-- BRIEF --
Search the data for the string "influencing" and extract every line where it appears.

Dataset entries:
──────
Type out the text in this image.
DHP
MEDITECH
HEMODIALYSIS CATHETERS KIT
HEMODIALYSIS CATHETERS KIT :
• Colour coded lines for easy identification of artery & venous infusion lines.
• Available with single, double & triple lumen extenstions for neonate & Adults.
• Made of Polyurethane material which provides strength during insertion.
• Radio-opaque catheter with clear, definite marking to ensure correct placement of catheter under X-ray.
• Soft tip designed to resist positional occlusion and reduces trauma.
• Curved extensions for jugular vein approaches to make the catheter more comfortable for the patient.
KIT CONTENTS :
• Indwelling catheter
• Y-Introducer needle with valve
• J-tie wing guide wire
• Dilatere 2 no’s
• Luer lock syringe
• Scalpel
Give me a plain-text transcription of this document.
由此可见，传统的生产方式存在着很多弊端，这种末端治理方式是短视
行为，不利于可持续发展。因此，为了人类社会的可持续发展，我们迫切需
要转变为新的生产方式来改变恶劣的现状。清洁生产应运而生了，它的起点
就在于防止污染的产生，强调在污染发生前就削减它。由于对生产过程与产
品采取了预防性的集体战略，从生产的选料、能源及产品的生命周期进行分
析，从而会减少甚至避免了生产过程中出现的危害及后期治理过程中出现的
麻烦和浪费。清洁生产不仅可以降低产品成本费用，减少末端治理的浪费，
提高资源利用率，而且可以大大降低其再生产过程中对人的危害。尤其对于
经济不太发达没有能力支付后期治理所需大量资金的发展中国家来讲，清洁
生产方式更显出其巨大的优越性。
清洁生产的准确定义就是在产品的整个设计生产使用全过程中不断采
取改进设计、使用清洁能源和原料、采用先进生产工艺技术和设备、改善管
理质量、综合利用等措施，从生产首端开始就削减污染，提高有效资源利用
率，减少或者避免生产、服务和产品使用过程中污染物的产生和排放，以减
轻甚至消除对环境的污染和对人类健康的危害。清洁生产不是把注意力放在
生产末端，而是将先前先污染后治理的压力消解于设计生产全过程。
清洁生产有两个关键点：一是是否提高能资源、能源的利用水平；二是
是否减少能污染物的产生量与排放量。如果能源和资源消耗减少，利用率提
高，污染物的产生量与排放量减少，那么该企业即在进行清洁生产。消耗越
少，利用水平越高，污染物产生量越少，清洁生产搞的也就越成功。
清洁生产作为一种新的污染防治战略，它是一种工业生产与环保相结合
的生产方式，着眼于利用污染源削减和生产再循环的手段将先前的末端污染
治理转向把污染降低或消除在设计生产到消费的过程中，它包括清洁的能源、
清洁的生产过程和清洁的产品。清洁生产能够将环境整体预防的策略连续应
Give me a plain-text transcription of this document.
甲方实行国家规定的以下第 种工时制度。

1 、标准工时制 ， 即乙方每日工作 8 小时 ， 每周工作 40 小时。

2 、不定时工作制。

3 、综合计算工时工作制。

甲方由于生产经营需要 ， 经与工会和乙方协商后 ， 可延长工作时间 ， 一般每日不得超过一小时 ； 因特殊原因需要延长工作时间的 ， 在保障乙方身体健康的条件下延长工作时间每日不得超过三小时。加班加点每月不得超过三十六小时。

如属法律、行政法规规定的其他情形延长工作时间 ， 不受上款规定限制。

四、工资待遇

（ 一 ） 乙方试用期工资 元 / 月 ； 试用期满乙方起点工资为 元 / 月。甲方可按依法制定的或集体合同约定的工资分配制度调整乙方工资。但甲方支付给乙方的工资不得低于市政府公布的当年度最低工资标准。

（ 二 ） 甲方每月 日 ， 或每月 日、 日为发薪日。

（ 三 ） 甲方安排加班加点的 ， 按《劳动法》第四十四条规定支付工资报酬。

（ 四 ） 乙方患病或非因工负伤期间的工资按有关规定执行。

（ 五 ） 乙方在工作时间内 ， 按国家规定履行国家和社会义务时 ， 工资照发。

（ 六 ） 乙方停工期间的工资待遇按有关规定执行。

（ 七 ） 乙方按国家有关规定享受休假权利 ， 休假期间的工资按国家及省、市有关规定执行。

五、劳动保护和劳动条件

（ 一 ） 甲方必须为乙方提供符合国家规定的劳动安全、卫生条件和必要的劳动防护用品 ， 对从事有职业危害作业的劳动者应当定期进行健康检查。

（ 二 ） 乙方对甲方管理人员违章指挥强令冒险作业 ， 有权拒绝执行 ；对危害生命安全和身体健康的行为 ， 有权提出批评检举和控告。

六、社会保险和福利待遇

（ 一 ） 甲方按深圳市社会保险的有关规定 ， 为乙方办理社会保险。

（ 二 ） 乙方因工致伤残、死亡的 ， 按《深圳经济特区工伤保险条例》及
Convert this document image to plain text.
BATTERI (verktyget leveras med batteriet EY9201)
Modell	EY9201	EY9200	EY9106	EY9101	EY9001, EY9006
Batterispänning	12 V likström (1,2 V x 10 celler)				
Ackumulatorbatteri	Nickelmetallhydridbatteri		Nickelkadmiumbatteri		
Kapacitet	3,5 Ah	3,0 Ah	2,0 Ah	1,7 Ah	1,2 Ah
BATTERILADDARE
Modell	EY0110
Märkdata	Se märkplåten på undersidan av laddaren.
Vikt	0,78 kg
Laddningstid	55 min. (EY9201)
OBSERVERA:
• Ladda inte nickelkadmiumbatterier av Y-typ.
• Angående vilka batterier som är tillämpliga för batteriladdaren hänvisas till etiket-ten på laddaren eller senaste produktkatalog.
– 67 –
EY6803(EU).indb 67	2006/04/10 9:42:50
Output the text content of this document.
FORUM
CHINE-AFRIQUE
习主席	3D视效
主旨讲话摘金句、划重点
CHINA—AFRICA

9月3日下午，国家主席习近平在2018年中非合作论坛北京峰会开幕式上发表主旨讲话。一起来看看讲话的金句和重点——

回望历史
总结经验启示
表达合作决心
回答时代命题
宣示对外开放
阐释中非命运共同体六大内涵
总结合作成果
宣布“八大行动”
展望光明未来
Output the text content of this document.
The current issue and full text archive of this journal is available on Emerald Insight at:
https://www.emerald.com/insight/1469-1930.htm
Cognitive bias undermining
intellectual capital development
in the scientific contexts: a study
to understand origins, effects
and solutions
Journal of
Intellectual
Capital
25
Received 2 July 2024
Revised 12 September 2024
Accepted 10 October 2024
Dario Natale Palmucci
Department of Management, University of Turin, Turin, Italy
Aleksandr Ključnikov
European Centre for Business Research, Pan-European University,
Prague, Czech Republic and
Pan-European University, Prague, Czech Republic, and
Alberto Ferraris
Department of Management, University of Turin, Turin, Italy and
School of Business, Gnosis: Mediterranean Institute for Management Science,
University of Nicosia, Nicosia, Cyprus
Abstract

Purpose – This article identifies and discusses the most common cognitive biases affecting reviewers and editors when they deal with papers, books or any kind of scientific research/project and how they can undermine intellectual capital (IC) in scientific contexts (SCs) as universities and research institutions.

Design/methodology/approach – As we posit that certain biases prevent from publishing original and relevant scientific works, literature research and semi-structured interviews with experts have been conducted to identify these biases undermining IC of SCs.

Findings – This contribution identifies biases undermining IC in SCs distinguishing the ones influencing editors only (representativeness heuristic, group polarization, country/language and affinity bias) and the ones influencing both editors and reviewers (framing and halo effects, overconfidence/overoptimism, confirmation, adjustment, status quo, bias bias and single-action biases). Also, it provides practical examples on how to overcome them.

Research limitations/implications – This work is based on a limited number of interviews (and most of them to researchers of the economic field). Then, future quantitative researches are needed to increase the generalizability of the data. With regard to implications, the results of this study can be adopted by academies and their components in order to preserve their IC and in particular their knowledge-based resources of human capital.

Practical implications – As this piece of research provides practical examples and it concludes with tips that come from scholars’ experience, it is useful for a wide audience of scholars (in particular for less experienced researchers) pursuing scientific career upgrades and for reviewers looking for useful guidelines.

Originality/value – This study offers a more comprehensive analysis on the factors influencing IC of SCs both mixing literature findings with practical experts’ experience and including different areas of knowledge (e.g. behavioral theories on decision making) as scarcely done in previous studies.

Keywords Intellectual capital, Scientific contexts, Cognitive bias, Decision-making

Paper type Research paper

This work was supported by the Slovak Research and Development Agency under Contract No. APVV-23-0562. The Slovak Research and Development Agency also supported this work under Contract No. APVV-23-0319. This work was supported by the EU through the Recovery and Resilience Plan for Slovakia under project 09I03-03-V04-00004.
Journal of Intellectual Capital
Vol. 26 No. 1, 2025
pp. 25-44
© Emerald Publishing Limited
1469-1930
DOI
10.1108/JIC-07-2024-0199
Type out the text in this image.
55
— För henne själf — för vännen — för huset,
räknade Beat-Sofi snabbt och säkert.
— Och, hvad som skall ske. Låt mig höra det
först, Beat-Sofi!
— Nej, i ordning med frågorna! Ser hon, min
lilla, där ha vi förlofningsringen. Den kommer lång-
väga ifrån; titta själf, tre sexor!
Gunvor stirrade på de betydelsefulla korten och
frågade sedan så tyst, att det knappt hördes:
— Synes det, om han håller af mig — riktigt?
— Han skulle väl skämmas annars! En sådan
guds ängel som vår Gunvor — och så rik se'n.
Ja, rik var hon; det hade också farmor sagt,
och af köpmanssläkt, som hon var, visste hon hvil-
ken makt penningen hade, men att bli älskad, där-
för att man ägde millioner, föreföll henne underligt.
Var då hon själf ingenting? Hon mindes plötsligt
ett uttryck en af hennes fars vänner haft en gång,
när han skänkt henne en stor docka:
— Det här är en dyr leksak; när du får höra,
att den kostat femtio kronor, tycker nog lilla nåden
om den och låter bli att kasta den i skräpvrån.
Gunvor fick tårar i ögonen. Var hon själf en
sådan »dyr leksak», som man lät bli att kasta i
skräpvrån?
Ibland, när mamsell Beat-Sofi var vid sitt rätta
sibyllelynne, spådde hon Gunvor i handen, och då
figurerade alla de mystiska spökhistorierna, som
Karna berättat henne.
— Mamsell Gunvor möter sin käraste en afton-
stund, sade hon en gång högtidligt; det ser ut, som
──────
-- FULL ANSWER --
Findings – This contribution identifies biases undermining IC in SCs distinguishing the ones influencing editors only (representativeness heuristic, group polarization, country/language and affinity bias) and the ones influencing both editors and reviewers (framing and halo effects, overconfidence/overoptimism, confirmation, adjustment, status quo, bias bias and single-action biases). Also, it provides practical examples on how to overcome them.
Originality/value – This study offers a more comprehensive analysis on the factors influencing IC of SCs both mixing literature findings with practical experts’ experience and including different areas of knowledge (e.g. behavioral theories on decision making) as scarcely done in previous studies.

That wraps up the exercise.